# start of Provided data

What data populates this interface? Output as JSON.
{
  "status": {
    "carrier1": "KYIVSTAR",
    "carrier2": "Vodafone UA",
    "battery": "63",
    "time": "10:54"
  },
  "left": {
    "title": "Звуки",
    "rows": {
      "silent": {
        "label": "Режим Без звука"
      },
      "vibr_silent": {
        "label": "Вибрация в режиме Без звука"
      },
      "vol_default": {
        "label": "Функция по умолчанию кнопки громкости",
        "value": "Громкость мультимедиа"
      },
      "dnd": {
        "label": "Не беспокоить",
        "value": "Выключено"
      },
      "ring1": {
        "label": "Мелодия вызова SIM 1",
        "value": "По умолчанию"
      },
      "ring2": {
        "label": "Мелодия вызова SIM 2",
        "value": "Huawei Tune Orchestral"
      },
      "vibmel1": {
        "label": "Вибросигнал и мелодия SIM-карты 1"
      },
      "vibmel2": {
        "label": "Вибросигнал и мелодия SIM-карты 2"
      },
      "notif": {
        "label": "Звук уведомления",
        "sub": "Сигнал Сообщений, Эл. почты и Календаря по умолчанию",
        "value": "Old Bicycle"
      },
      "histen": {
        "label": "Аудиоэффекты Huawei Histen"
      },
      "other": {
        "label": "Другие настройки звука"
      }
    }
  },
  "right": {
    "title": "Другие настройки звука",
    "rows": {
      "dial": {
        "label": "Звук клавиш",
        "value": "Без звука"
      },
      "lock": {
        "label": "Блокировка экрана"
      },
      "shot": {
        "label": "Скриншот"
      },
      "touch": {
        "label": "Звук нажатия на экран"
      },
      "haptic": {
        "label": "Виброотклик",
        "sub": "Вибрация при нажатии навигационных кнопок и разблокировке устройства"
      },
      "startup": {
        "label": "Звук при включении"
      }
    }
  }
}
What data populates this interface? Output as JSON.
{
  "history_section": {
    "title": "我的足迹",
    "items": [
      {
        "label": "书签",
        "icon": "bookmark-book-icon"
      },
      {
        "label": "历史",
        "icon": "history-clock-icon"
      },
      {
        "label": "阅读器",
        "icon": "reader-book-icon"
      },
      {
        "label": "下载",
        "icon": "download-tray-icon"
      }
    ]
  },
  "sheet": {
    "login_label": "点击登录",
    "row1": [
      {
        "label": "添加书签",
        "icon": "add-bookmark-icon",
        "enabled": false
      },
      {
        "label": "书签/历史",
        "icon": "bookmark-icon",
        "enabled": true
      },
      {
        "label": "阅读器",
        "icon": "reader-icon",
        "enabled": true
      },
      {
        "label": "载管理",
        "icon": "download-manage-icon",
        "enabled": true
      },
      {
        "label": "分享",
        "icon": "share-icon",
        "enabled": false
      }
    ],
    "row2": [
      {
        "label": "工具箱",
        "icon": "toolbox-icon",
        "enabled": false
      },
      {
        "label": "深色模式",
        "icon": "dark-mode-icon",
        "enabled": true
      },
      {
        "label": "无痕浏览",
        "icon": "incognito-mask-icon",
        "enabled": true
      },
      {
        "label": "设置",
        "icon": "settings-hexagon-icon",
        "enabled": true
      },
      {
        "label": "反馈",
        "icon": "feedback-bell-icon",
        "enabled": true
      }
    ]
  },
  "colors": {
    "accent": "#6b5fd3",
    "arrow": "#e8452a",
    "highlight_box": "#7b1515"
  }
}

# end of Provided data

= Exercise directions =
Reproduce the entire listing word for word.

= Answer in full =
What data populates this interface? Output as JSON.
{
  "status": {
    "carrier1": "KYIVSTAR",
    "carrier2": "Vodafone UA",
    "battery": "63",
    "time": "10:54"
  },
  "left": {
    "title": "Звуки",
    "rows": {
      "silent": {
        "label": "Режим Без звука"
      },
      "vibr_silent": {
        "label": "Вибрация в режиме Без звука"
      },
      "vol_default": {
        "label": "Функция по умолчанию кнопки громкости",
        "value": "Громкость мультимедиа"
      },
      "dnd": {
        "label": "Не беспокоить",
        "value": "Выключено"
      },
      "ring1": {
        "label": "Мелодия вызова SIM 1",
        "value": "По умолчанию"
      },
      "ring2": {
        "label": "Мелодия вызова SIM 2",
        "value": "Huawei Tune Orchestral"
      },
      "vibmel1": {
        "label": "Вибросигнал и мелодия SIM-карты 1"
      },
      "vibmel2": {
        "label": "Вибросигнал и мелодия SIM-карты 2"
      },
      "notif": {
        "label": "Звук уведомления",
        "sub": "Сигнал Сообщений, Эл. почты и Календаря по умолчанию",
        "value": "Old Bicycle"
      },
      "histen": {
        "label": "Аудиоэффекты Huawei Histen"
      },
      "other": {
        "label": "Другие настройки звука"
      }
    }
  },
  "right": {
    "title": "Другие настройки звука",
    "rows": {
      "dial": {
        "label": "Звук клавиш",
        "value": "Без звука"
      },
      "lock": {
        "label": "Блокировка экрана"
      },
      "shot": {
        "label": "Скриншот"
      },
      "touch": {
        "label": "Звук нажатия на экран"
      },
      "haptic": {
        "label": "Виброотклик",
        "sub": "Вибрация при нажатии навигационных кнопок и разблокировке устройства"
      },
      "startup": {
        "label": "Звук при включении"
      }
    }
  }
}
What data populates this interface? Output as JSON.
{
  "history_section": {
    "title": "我的足迹",
    "items": [
      {
        "label": "书签",
        "icon": "bookmark-book-icon"
      },
      {
        "label": "历史",
        "icon": "history-clock-icon"
      },
      {
        "label": "阅读器",
        "icon": "reader-book-icon"
      },
      {
        "label": "下载",
        "icon": "download-tray-icon"
      }
    ]
  },
  "sheet": {
    "login_label": "点击登录",
    "row1": [
      {
        "label": "添加书签",
        "icon": "add-bookmark-icon",
        "enabled": false
      },
      {
        "label": "书签/历史",
        "icon": "bookmark-icon",
        "enabled": true
      },
      {
        "label": "阅读器",
        "icon": "reader-icon",
        "enabled": true
      },
      {
        "label": "载管理",
        "icon": "download-manage-icon",
        "enabled": true
      },
      {
        "label": "分享",
        "icon": "share-icon",
        "enabled": false
      }
    ],
    "row2": [
      {
        "label": "工具箱",
        "icon": "toolbox-icon",
        "enabled": false
      },
      {
        "label": "深色模式",
        "icon": "dark-mode-icon",
        "enabled": true
      },
      {
        "label": "无痕浏览",
        "icon": "incognito-mask-icon",
        "enabled": true
      },
      {
        "label": "设置",
        "icon": "settings-hexagon-icon",
        "enabled": true
      },
      {
        "label": "反馈",
        "icon": "feedback-bell-icon",
        "enabled": true
      }
    ]
  },
  "colors": {
    "accent": "#6b5fd3",
    "arrow": "#e8452a",
    "highlight_box": "#7b1515"
  }
}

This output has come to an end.